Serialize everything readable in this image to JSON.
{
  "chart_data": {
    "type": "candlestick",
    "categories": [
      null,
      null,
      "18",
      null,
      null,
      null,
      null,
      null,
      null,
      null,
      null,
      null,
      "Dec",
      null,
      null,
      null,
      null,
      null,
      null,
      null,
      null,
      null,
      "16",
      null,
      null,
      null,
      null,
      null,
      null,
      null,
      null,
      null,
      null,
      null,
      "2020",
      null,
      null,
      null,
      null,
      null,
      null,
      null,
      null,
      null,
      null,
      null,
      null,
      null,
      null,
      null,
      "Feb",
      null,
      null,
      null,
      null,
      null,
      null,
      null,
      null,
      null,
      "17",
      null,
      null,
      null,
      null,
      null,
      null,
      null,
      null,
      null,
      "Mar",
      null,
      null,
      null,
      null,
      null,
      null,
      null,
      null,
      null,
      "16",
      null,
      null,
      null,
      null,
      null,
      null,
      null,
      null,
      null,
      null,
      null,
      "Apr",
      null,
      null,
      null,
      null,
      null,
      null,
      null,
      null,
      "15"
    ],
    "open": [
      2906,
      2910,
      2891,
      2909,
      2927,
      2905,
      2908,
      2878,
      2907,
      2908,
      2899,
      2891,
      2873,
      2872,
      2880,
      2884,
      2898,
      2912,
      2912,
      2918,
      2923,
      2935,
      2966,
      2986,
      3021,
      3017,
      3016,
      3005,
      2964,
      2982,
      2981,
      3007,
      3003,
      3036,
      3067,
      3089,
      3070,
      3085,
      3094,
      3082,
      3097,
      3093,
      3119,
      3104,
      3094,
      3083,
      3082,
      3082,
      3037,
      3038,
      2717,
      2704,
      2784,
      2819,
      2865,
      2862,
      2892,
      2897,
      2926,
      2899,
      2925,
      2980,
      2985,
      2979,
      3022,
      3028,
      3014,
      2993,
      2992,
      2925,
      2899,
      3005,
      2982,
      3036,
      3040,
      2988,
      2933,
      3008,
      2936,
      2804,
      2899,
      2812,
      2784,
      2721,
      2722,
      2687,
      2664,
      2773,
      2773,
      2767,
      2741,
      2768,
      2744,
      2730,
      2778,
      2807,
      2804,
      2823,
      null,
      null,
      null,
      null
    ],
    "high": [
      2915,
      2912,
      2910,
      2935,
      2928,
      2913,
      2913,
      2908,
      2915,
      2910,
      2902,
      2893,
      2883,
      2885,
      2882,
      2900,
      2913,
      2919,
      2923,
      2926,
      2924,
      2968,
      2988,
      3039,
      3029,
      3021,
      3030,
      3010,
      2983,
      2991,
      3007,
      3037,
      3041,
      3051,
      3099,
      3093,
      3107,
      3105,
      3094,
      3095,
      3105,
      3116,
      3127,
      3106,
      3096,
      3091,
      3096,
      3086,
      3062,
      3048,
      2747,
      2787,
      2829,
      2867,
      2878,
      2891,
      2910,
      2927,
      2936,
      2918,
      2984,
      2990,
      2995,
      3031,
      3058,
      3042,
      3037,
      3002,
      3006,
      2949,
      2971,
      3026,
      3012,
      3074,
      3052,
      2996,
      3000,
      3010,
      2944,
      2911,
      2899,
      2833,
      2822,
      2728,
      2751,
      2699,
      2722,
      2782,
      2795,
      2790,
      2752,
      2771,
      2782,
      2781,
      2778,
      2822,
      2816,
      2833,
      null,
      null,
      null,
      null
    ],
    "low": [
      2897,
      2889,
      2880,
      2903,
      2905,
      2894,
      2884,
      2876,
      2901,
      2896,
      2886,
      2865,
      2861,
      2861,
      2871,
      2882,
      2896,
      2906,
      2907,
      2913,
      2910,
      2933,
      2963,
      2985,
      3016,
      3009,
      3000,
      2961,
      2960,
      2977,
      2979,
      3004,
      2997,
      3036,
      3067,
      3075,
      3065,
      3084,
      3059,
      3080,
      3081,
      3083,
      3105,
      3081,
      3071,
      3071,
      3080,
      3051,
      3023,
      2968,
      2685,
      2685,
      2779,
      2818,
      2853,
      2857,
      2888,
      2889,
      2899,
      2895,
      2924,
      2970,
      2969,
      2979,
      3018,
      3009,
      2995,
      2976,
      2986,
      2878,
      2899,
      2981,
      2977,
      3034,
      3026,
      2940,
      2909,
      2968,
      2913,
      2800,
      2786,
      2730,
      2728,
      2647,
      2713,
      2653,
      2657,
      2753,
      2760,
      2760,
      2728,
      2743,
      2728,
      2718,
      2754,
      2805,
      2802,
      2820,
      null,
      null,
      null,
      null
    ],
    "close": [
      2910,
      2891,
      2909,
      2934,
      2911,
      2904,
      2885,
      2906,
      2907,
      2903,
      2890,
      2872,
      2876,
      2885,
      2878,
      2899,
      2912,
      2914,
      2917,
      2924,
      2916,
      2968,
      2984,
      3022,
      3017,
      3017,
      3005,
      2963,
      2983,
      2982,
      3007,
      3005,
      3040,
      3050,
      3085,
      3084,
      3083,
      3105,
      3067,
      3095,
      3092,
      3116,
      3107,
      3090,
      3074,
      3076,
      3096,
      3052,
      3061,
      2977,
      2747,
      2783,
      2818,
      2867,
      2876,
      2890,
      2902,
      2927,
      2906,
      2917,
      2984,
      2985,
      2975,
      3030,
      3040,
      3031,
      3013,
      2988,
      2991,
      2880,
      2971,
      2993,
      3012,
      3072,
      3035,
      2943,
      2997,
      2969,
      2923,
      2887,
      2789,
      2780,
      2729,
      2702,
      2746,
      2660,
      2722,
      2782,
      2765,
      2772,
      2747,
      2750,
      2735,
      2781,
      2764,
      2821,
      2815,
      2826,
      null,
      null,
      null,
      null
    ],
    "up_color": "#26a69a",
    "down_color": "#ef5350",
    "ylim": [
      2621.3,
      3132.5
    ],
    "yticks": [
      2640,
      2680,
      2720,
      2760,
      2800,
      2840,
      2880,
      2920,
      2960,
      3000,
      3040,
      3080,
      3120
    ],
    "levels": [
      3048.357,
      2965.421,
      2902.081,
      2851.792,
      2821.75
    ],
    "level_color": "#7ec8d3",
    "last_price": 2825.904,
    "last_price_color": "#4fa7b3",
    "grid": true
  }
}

====

● Job
Could you reproduce every record above exactly as it appears?

● Problem solution
Serialize everything readable in this image to JSON.
{
  "chart_data": {
    "type": "candlestick",
    "categories": [
      null,
      null,
      "18",
      null,
      null,
      null,
      null,
      null,
      null,
      null,
      null,
      null,
      "Dec",
      null,
      null,
      null,
      null,
      null,
      null,
      null,
      null,
      null,
      "16",
      null,
      null,
      null,
      null,
      null,
      null,
      null,
      null,
      null,
      null,
      null,
      "2020",
      null,
      null,
      null,
      null,
      null,
      null,
      null,
      null,
      null,
      null,
      null,
      null,
      null,
      null,
      null,
      "Feb",
      null,
      null,
      null,
      null,
      null,
      null,
      null,
      null,
      null,
      "17",
      null,
      null,
      null,
      null,
      null,
      null,
      null,
      null,
      null,
      "Mar",
      null,
      null,
      null,
      null,
      null,
      null,
      null,
      null,
      null,
      "16",
      null,
      null,
      null,
      null,
      null,
      null,
      null,
      null,
      null,
      null,
      null,
      "Apr",
      null,
      null,
      null,
      null,
      null,
      null,
      null,
      null,
      "15"
    ],
    "open": [
      2906,
      2910,
      2891,
      2909,
      2927,
      2905,
      2908,
      2878,
      2907,
      2908,
      2899,
      2891,
      2873,
      2872,
      2880,
      2884,
      2898,
      2912,
      2912,
      2918,
      2923,
      2935,
      2966,
      2986,
      3021,
      3017,
      3016,
      3005,
      2964,
      2982,
      2981,
      3007,
      3003,
      3036,
      3067,
      3089,
      3070,
      3085,
      3094,
      3082,
      3097,
      3093,
      3119,
      3104,
      3094,
      3083,
      3082,
      3082,
      3037,
      3038,
      2717,
      2704,
      2784,
      2819,
      2865,
      2862,
      2892,
      2897,
      2926,
      2899,
      2925,
      2980,
      2985,
      2979,
      3022,
      3028,
      3014,
      2993,
      2992,
      2925,
      2899,
      3005,
      2982,
      3036,
      3040,
      2988,
      2933,
      3008,
      2936,
      2804,
      2899,
      2812,
      2784,
      2721,
      2722,
      2687,
      2664,
      2773,
      2773,
      2767,
      2741,
      2768,
      2744,
      2730,
      2778,
      2807,
      2804,
      2823,
      null,
      null,
      null,
      null
    ],
    "high": [
      2915,
      2912,
      2910,
      2935,
      2928,
      2913,
      2913,
      2908,
      2915,
      2910,
      2902,
      2893,
      2883,
      2885,
      2882,
      2900,
      2913,
      2919,
      2923,
      2926,
      2924,
      2968,
      2988,
      3039,
      3029,
      3021,
      3030,
      3010,
      2983,
      2991,
      3007,
      3037,
      3041,
      3051,
      3099,
      3093,
      3107,
      3105,
      3094,
      3095,
      3105,
      3116,
      3127,
      3106,
      3096,
      3091,
      3096,
      3086,
      3062,
      3048,
      2747,
      2787,
      2829,
      2867,
      2878,
      2891,
      2910,
      2927,
      2936,
      2918,
      2984,
      2990,
      2995,
      3031,
      3058,
      3042,
      3037,
      3002,
      3006,
      2949,
      2971,
      3026,
      3012,
      3074,
      3052,
      2996,
      3000,
      3010,
      2944,
      2911,
      2899,
      2833,
      2822,
      2728,
      2751,
      2699,
      2722,
      2782,
      2795,
      2790,
      2752,
      2771,
      2782,
      2781,
      2778,
      2822,
      2816,
      2833,
      null,
      null,
      null,
      null
    ],
    "low": [
      2897,
      2889,
      2880,
      2903,
      2905,
      2894,
      2884,
      2876,
      2901,
      2896,
      2886,
      2865,
      2861,
      2861,
      2871,
      2882,
      2896,
      2906,
      2907,
      2913,
      2910,
      2933,
      2963,
      2985,
      3016,
      3009,
      3000,
      2961,
      2960,
      2977,
      2979,
      3004,
      2997,
      3036,
      3067,
      3075,
      3065,
      3084,
      3059,
      3080,
      3081,
      3083,
      3105,
      3081,
      3071,
      3071,
      3080,
      3051,
      3023,
      2968,
      2685,
      2685,
      2779,
      2818,
      2853,
      2857,
      2888,
      2889,
      2899,
      2895,
      2924,
      2970,
      2969,
      2979,
      3018,
      3009,
      2995,
      2976,
      2986,
      2878,
      2899,
      2981,
      2977,
      3034,
      3026,
      2940,
      2909,
      2968,
      2913,
      2800,
      2786,
      2730,
      2728,
      2647,
      2713,
      2653,
      2657,
      2753,
      2760,
      2760,
      2728,
      2743,
      2728,
      2718,
      2754,
      2805,
      2802,
      2820,
      null,
      null,
      null,
      null
    ],
    "close": [
      2910,
      2891,
      2909,
      2934,
      2911,
      2904,
      2885,
      2906,
      2907,
      2903,
      2890,
      2872,
      2876,
      2885,
      2878,
      2899,
      2912,
      2914,
      2917,
      2924,
      2916,
      2968,
      2984,
      3022,
      3017,
      3017,
      3005,
      2963,
      2983,
      2982,
      3007,
      3005,
      3040,
      3050,
      3085,
      3084,
      3083,
      3105,
      3067,
      3095,
      3092,
      3116,
      3107,
      3090,
      3074,
      3076,
      3096,
      3052,
      3061,
      2977,
      2747,
      2783,
      2818,
      2867,
      2876,
      2890,
      2902,
      2927,
      2906,
      2917,
      2984,
      2985,
      2975,
      3030,
      3040,
      3031,
      3013,
      2988,
      2991,
      2880,
      2971,
      2993,
      3012,
      3072,
      3035,
      2943,
      2997,
      2969,
      2923,
      2887,
      2789,
      2780,
      2729,
      2702,
      2746,
      2660,
      2722,
      2782,
      2765,
      2772,
      2747,
      2750,
      2735,
      2781,
      2764,
      2821,
      2815,
      2826,
      null,
      null,
      null,
      null
    ],
    "up_color": "#26a69a",
    "down_color": "#ef5350",
    "ylim": [
      2621.3,
      3132.5
    ],
    "yticks": [
      2640,
      2680,
      2720,
      2760,
      2800,
      2840,
      2880,
      2920,
      2960,
      3000,
      3040,
      3080,
      3120
    ],
    "levels": [
      3048.357,
      2965.421,
      2902.081,
      2851.792,
      2821.75
    ],
    "level_color": "#7ec8d3",
    "last_price": 2825.904,
    "last_price_color": "#4fa7b3",
    "grid": true
  }
}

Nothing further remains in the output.